Data listing:
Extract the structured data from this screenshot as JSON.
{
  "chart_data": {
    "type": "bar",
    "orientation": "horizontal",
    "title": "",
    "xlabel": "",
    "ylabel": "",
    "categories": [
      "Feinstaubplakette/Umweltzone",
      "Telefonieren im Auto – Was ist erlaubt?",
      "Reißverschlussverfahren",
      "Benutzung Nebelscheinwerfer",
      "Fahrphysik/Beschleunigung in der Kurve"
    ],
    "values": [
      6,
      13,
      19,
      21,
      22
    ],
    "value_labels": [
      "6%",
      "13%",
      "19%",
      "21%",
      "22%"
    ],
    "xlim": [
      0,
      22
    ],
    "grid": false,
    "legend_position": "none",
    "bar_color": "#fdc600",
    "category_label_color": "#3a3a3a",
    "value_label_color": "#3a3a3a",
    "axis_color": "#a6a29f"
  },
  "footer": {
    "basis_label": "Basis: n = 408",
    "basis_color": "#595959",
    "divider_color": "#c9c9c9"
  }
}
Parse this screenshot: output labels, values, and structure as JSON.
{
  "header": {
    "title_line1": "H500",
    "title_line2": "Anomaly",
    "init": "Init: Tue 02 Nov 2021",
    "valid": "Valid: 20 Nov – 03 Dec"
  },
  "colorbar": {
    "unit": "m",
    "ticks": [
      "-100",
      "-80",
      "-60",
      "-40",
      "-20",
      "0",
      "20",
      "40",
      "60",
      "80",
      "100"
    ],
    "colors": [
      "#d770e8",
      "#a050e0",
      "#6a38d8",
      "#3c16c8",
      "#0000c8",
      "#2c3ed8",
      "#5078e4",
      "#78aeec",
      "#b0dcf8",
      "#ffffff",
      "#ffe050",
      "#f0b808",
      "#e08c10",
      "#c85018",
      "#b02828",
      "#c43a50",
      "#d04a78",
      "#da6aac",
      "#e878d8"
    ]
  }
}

■ **Requirement**: Gather each line from the entries above that includes the word "screenshot".

■ **Task answer**:
Extract the structured data from this screenshot as JSON.
Parse this screenshot: output labels, values, and structure as JSON.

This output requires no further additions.